Supplied information.
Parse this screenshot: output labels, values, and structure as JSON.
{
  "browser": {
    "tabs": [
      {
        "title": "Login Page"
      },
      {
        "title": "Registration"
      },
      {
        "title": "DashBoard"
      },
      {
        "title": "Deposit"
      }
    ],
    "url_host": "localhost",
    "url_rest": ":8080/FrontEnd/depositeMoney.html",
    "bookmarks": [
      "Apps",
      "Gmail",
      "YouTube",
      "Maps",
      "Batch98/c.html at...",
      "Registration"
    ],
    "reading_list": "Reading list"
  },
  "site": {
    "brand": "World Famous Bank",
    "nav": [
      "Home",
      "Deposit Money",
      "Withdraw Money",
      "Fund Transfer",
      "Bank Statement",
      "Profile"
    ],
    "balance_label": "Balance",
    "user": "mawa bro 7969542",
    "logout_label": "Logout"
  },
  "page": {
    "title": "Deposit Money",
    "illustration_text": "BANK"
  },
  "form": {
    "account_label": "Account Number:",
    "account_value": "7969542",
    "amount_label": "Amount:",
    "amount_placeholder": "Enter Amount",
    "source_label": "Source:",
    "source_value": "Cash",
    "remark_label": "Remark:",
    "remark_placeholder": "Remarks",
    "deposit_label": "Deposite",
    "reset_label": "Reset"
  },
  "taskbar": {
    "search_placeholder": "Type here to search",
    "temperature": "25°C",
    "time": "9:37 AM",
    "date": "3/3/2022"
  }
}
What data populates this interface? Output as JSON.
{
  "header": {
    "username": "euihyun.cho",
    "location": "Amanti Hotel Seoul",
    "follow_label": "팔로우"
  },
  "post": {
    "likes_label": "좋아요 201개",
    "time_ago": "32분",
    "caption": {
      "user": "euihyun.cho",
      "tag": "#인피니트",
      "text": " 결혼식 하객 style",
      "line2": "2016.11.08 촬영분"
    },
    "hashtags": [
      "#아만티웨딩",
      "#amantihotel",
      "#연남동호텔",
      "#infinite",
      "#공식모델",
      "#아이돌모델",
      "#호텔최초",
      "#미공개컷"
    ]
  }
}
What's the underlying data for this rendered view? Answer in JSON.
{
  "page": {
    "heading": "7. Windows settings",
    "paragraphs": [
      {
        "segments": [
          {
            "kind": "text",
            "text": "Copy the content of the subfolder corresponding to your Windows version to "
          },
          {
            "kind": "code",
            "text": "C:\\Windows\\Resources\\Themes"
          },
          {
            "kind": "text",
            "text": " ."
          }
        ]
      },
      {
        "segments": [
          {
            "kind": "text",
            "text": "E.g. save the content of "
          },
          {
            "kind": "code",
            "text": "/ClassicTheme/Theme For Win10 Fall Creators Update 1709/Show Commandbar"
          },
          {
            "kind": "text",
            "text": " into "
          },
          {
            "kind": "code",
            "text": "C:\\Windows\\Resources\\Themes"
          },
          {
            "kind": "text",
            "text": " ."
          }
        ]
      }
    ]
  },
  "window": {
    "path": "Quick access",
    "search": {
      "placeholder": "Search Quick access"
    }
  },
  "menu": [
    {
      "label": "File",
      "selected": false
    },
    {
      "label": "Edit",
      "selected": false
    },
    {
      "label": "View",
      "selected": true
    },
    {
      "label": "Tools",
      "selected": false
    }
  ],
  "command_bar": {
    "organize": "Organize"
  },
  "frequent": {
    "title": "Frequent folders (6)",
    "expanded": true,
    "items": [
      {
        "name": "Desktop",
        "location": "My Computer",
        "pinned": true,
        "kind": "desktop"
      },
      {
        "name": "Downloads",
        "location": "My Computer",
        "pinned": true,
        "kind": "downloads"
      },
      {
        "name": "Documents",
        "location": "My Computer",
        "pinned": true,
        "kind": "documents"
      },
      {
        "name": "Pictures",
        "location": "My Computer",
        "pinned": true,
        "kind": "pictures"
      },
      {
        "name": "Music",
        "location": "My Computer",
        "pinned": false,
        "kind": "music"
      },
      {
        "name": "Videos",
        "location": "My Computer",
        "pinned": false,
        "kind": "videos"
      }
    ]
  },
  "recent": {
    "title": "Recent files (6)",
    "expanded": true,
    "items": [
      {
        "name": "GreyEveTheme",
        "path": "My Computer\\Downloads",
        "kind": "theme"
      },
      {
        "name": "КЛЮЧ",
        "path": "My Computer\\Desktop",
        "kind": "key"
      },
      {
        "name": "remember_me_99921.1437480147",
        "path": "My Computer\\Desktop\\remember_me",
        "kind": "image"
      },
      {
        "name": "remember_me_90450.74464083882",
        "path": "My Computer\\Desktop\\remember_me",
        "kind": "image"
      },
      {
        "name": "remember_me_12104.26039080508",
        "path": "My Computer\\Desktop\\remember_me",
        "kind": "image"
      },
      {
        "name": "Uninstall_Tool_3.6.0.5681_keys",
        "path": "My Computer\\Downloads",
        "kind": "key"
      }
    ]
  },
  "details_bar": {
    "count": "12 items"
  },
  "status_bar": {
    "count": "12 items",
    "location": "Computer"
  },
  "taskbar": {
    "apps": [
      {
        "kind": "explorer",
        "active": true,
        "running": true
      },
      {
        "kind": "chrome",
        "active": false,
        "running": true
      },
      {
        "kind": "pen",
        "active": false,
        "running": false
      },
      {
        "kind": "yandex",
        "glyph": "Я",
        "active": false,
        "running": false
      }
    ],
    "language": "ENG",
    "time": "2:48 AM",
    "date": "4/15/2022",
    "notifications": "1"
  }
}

What the task asks.
Find all lines with "Amount" in them and copy each one.

The response.
    "amount_label": "Amount:",
    "amount_placeholder": "Enter Amount",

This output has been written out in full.